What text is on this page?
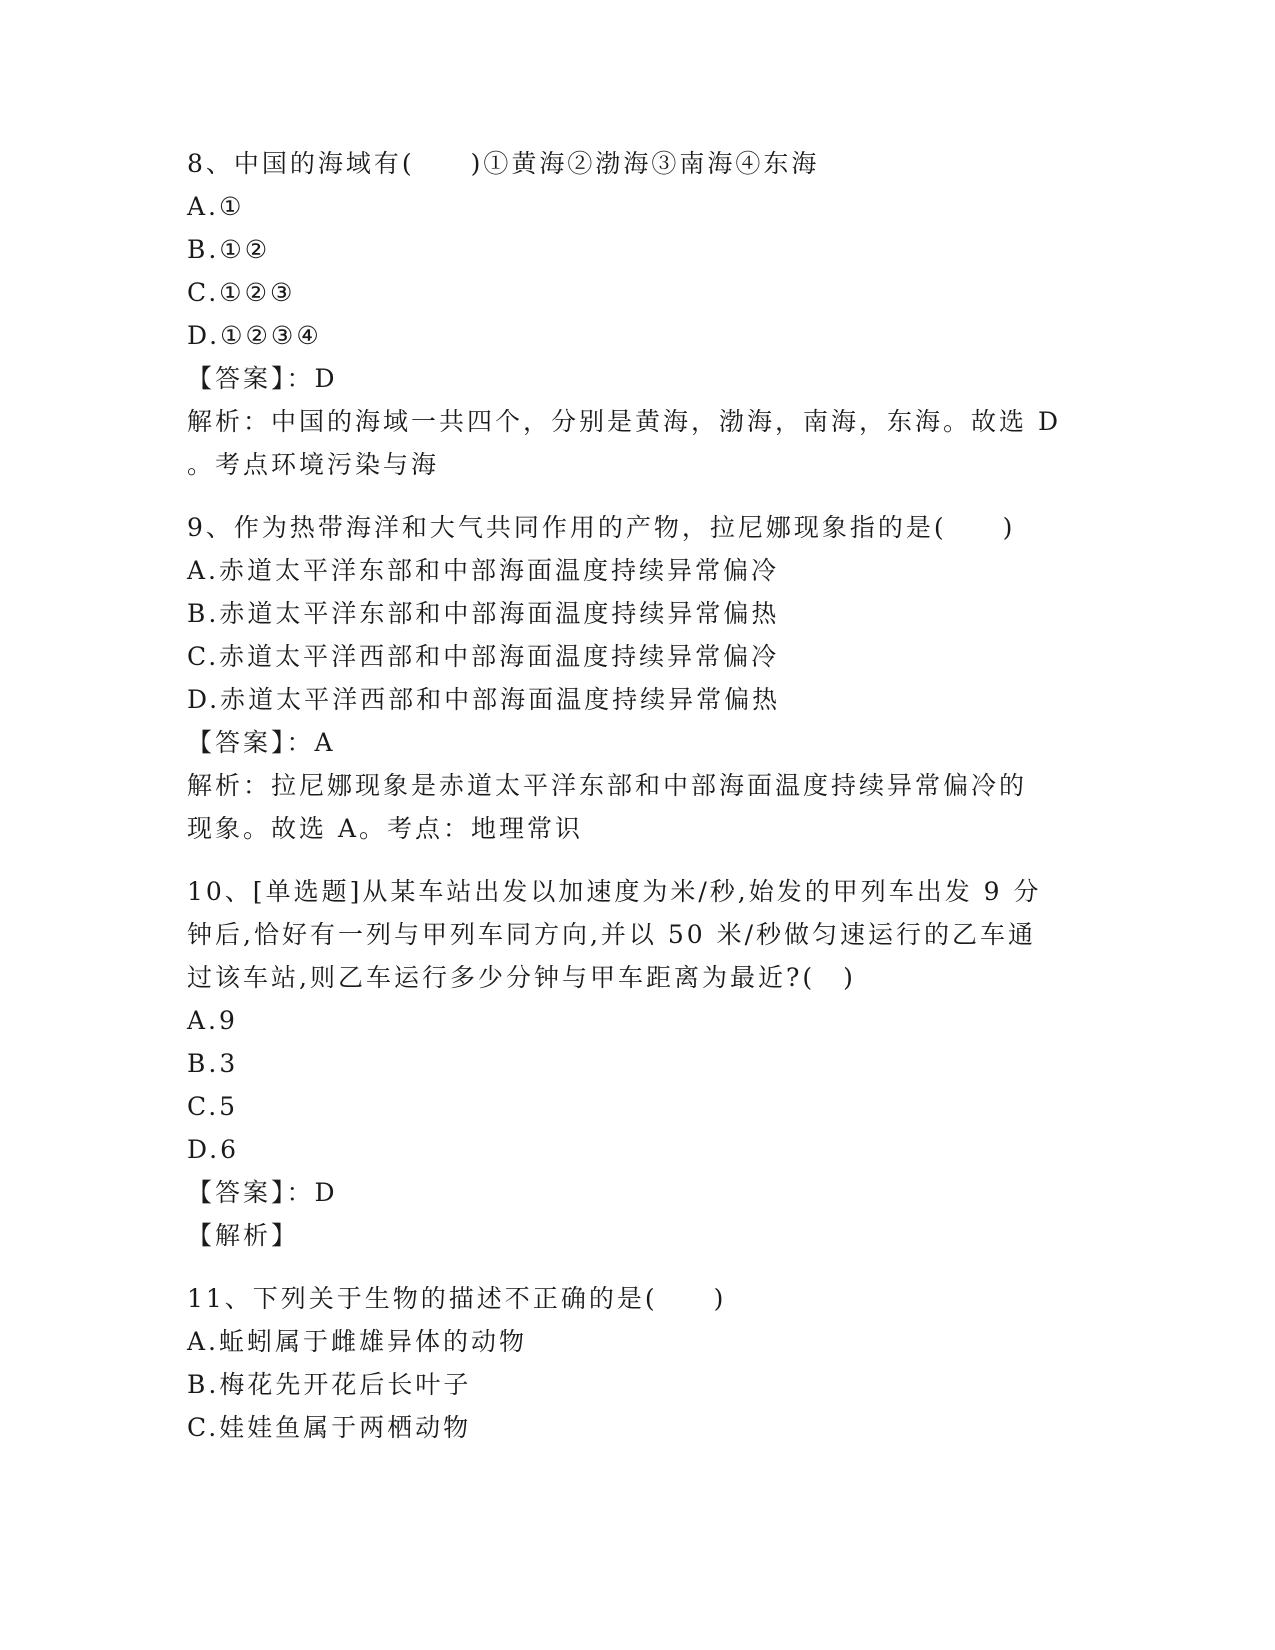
8、中国的海域有(　　)①黄海②渤海③南海④东海
A.①
B.①②
C.①②③
D.①②③④
【答案】：D
解析：中国的海域一共四个，分别是黄海，渤海，南海，东海。故选 D
。考点环境污染与海
9、作为热带海洋和大气共同作用的产物，拉尼娜现象指的是(　　)
A.赤道太平洋东部和中部海面温度持续异常偏冷
B.赤道太平洋东部和中部海面温度持续异常偏热
C.赤道太平洋西部和中部海面温度持续异常偏冷
D.赤道太平洋西部和中部海面温度持续异常偏热
【答案】：A
解析：拉尼娜现象是赤道太平洋东部和中部海面温度持续异常偏冷的
现象。故选 A。考点：地理常识
10、[单选题]从某车站出发以加速度为米/秒,始发的甲列车出发 9 分
钟后,恰好有一列与甲列车同方向,并以 50 米/秒做匀速运行的乙车通
过该车站,则乙车运行多少分钟与甲车距离为最近?(　)
A.9
B.3
C.5
D.6
【答案】：D
【解析】
11、下列关于生物的描述不正确的是(　　)
A.蚯蚓属于雌雄异体的动物
B.梅花先开花后长叶子
C.娃娃鱼属于两栖动物
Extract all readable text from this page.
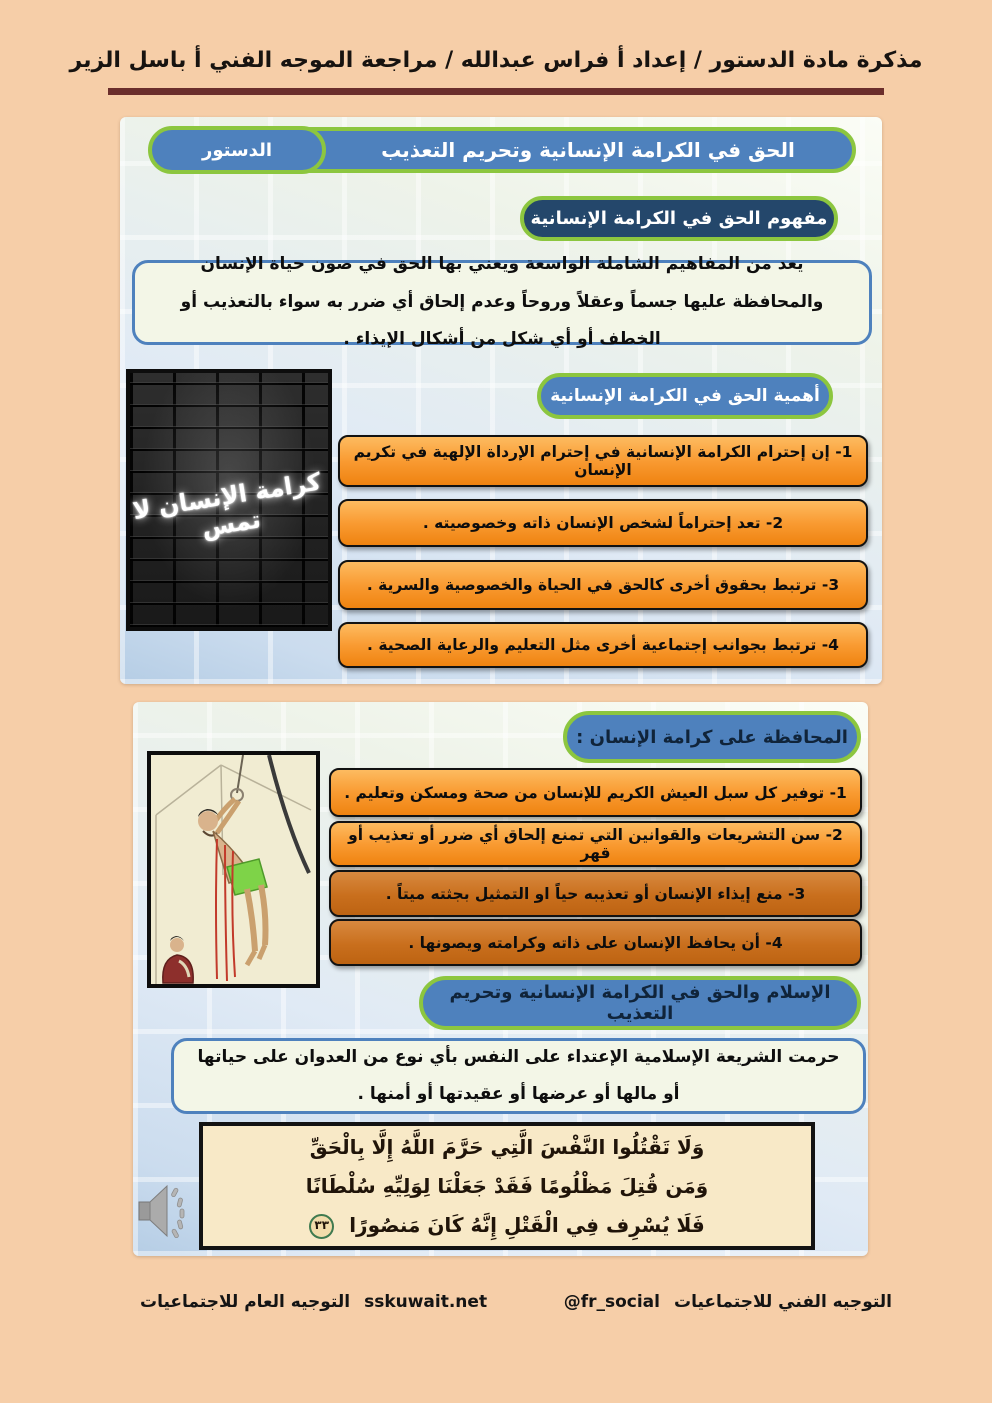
مذكرة مادة الدستور / إعداد أ فراس عبدالله / مراجعة الموجه الفني أ باسل الزير
الحق في الكرامة الإنسانية وتحريم التعذيب
الدستور
مفهوم الحق في الكرامة الإنسانية
يعد من المفاهيم الشاملة الواسعة ويعني بها الحق في صون حياة الإنسان والمحافظة عليها جسماً وعقلاً وروحاً وعدم إلحاق أي ضرر به سواء بالتعذيب أو الخطف أو أي شكل من أشكال الإيذاء .
أهمية الحق في الكرامة الإنسانية
كرامة الإنسان لا تمس
1- إن إحترام الكرامة الإنسانية في إحترام الإرداة الإلهية في تكريم الإنسان
2- تعد إحتراماً لشخص الإنسان ذاته وخصوصيته .
3- ترتبط بحقوق أخرى كالحق في الحياة والخصوصية والسرية .
4- ترتبط بجوانب إجتماعية أخرى مثل التعليم والرعاية الصحية .
المحافظة على كرامة الإنسان :
1- توفير كل سبل العيش الكريم للإنسان من صحة ومسكن وتعليم .
2- سن التشريعات والقوانين التي تمنع إلحاق أي ضرر أو تعذيب أو قهر
3- منع إيذاء الإنسان أو تعذيبه حياً او التمثيل بجثته ميتاً .
4- أن يحافظ الإنسان على ذاته وكرامته ويصونها .
الإسلام والحق في الكرامة الإنسانية وتحريم التعذيب
حرمت الشريعة الإسلامية الإعتداء على النفس بأي نوع من العدوان على حياتها أو مالها أو عرضها أو عقيدتها أو أمنها .
وَلَا تَقْتُلُوا النَّفْسَ الَّتِي حَرَّمَ اللَّهُ إِلَّا بِالْحَقِّ
وَمَن قُتِلَ مَظْلُومًا فَقَدْ جَعَلْنَا لِوَلِيِّهِ سُلْطَانًا
فَلَا يُسْرِف فِي الْقَتْلِ إِنَّهُ كَانَ مَنصُورًا ٣٣
التوجيه الفني للاجتماعيات
@fr_social
sskuwait.net
التوجيه العام للاجتماعيات
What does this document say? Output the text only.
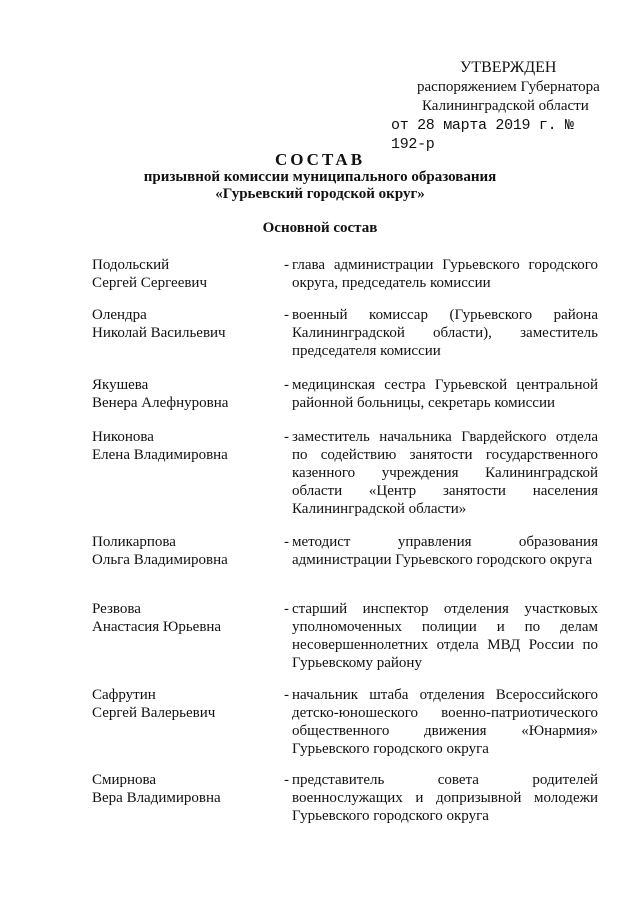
УТВЕРЖДЕН
распоряжением Губернатора
Калининградской области
от 28 марта 2019 г. № 192-р
СОСТАВ
призывной комиссии муниципального образования
«Гурьевский городской округ»
Основной состав
Подольский
Сергей Сергеевич
- глава администрации Гурьевского городского округа, председатель комиссии
Олендра
Николай Васильевич
- военный комиссар (Гурьевского района Калининградской области), заместитель председателя комиссии
Якушева
Венера Алефнуровна
- медицинская сестра Гурьевской центральной районной больницы, секретарь комиссии
Никонова
Елена Владимировна
- заместитель начальника Гвардейского отдела по содействию занятости государственного казенного учреждения Калининградской области «Центр занятости населения Калининградской области»
Поликарпова
Ольга Владимировна
- методист управления образования администрации Гурьевского городского округа
Резвова
Анастасия Юрьевна
- старший инспектор отделения участковых уполномоченных полиции и по делам несовершеннолетних отдела МВД России по Гурьевскому району
Сафрутин
Сергей Валерьевич
- начальник штаба отделения Всероссийского детско-юношеского военно-патриотического общественного движения «Юнармия» Гурьевского городского округа
Смирнова
Вера Владимировна
- представитель совета родителей военнослужащих и допризывной молодежи Гурьевского городского округа
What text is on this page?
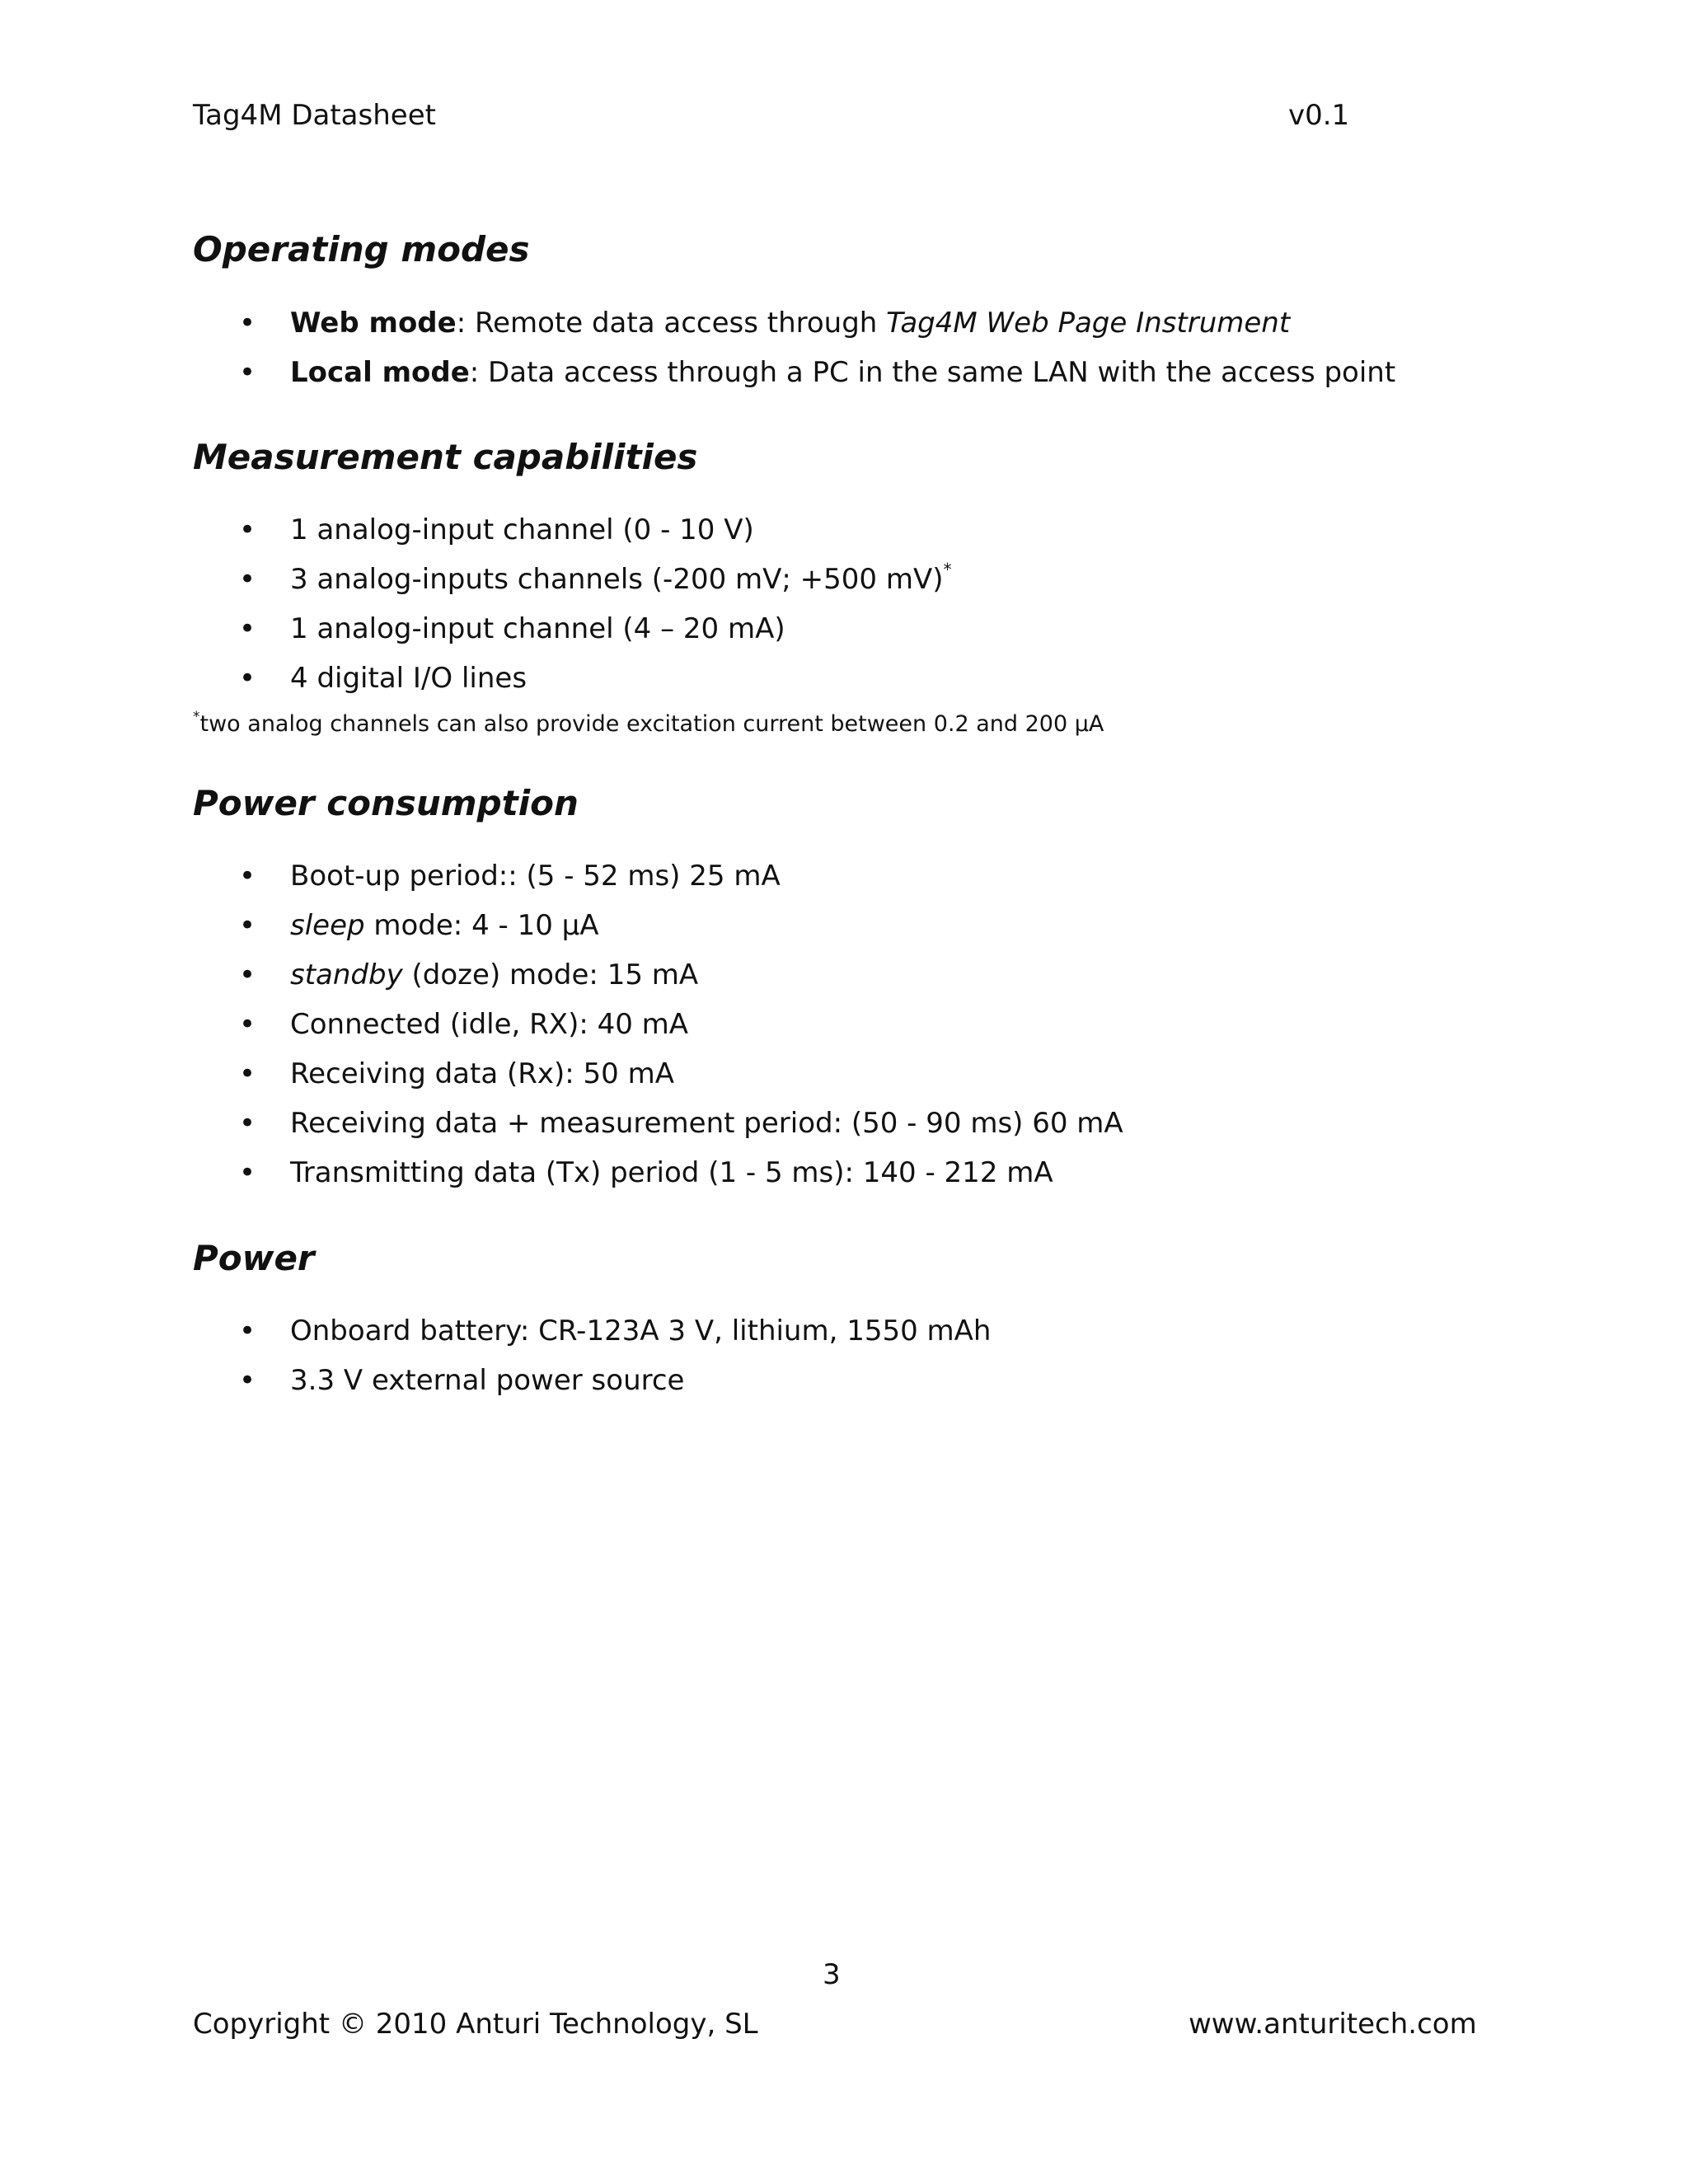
Tag4M Datasheet	v0.1
Operating modes
• Web mode: Remote data access through Tag4M Web Page Instrument
• Local mode: Data access through a PC in the same LAN with the access point
Measurement capabilities
• 1 analog-input channel (0 - 10 V)
• 3 analog-inputs channels (-200 mV; +500 mV)*
• 1 analog-input channel (4 – 20 mA)
• 4 digital I/O lines
*two analog channels can also provide excitation current between 0.2 and 200 µA
Power consumption
• Boot-up period:: (5 - 52 ms) 25 mA
• sleep mode: 4 - 10 µA
• standby (doze) mode: 15 mA
• Connected (idle, RX): 40 mA
• Receiving data (Rx): 50 mA
• Receiving data + measurement period: (50 - 90 ms) 60 mA
• Transmitting data (Tx) period (1 - 5 ms): 140 - 212 mA
Power
• Onboard battery: CR-123A 3 V, lithium, 1550 mAh
• 3.3 V external power source
3
Copyright © 2010 Anturi Technology, SL	www.anturitech.com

__Problem to solve__
Show all lines from the records above where the word "Владимировна" occurs.

__Exercise result__
Елена Владимировна
Ольга Владимировна
Вера Владимировна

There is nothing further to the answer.